[[ Text shown open ]]

Seniors should be especially concerned about a provision of last year’s health care overhaul that would create a panel of unelected federal bureaucrats to oversee Medicare costs: the Independent Payment Advisory Board, or IPAB.

Here’s how it works: The president selects 15 health care experts and tasks them with finding ways to keep Medicare’s total spending from rising beyond certain targets.

The board then proposes changes to the program each year Medicare is projected to cost more than the targeted amount.

If Congress does nothing, they become law automatically. The only way Congress can stop the changes is by passing a package of equally large cuts or with a three-fifths override vote in the Senate — an extremely high bar.

The result is that a small board of unelected bureaucrats has a surprising degree of control over the entire system.

Duly elected members of Congress whose job it is to look out for their constituents’ interests, meanwhile, have relatively little influence over the board’s decisions.

Don’t like it? Too bad: IPAB’s recommendations are not subject to judicial review, either.

IPAB’s only limits come from rules about how it’s allowed to keep Medicare’s costs in line.

Among other restrictions, it’s not allowed to bring in more tax revenue, and hospitals are exempt from cuts until 2019.

All told, IPAB is limited to essentially one avenue for savings: arbitrary payment cuts and eliminating the most cost-effective providers, such as doctors and mental health professionals for seniors’ services.

For the 1.2 million people in Georgia who rely on Medicare, that’s a problem: Cutting out health providers and cutting doctors’ Medicare pay means cutting seniors’ Medicare access.

A third of the state’s counties have been recognized as short on primary care physicians — and specialists are getting harder to find as well. Georgia already ranks a dismal 39th among U.S. states in terms of doctors per capita, and if IPAB cuts reimbursement rates, it’s likely to make the situation worse.

[[ Text shown closed ]]
[[ Data for analysis open ]]

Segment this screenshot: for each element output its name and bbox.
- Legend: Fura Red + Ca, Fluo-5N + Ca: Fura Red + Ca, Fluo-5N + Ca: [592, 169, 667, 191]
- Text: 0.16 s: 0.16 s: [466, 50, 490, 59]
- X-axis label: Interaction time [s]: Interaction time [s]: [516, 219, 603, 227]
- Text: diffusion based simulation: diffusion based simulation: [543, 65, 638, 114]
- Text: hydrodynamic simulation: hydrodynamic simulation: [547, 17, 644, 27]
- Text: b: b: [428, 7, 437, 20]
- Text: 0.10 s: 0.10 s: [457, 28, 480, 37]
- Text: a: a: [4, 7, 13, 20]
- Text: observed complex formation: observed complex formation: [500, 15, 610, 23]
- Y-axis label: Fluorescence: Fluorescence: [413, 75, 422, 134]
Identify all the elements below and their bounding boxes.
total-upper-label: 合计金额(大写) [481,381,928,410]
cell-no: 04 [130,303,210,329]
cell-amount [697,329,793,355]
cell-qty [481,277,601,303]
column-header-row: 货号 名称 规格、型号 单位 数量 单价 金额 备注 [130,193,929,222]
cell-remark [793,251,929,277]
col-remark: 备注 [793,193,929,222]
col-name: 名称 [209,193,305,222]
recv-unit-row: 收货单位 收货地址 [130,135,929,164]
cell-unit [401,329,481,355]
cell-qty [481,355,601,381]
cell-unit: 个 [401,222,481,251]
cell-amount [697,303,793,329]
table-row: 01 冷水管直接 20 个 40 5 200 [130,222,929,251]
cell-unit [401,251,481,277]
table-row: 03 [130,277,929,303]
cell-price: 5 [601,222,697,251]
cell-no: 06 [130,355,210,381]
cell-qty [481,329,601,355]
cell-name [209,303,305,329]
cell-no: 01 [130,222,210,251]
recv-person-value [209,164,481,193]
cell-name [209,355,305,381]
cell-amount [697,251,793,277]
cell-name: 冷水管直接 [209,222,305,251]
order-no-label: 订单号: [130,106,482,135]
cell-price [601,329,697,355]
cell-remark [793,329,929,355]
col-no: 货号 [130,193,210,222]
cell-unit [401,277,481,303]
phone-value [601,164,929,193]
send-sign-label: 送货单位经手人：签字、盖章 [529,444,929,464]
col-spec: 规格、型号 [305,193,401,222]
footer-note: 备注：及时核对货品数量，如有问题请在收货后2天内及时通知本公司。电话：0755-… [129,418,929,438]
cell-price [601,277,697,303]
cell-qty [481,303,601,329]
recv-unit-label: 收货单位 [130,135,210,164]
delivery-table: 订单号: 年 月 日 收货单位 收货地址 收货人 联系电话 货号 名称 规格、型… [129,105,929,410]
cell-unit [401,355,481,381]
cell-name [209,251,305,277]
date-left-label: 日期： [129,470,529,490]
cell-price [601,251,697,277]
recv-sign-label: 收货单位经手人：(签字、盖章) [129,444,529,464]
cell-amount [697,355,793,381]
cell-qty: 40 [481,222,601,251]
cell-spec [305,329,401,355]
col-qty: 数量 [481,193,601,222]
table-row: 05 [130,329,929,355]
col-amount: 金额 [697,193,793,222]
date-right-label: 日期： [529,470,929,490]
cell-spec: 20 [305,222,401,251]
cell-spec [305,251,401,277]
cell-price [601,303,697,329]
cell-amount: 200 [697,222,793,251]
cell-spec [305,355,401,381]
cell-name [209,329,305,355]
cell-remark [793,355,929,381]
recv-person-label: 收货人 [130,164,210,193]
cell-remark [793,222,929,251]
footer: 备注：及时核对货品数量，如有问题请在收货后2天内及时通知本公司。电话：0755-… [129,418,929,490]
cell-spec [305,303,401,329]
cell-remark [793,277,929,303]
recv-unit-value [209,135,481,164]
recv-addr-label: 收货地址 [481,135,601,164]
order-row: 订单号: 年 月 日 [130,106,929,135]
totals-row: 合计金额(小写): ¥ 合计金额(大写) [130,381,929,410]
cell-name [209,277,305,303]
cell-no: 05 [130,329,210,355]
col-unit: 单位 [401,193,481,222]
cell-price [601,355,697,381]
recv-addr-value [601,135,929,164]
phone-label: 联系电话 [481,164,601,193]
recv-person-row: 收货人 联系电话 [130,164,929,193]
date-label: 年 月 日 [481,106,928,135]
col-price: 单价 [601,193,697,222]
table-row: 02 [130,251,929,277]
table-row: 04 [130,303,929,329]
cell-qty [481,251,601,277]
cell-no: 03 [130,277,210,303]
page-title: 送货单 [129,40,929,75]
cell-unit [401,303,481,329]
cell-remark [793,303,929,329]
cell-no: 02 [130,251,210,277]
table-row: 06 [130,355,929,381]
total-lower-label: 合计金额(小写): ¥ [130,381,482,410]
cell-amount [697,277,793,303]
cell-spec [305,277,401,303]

[[ Data for analysis closed ]]

Complete the following:
1. In the text on the Independent Payment Advisory Board, how many health care experts does the president select for the board?
2. List every figure written in digits in the text on the Independent Payment Advisory Board.
The records aren't needed for anything here.

Task results:
1. 15

2. 15, 2019, 1.2 million, 39th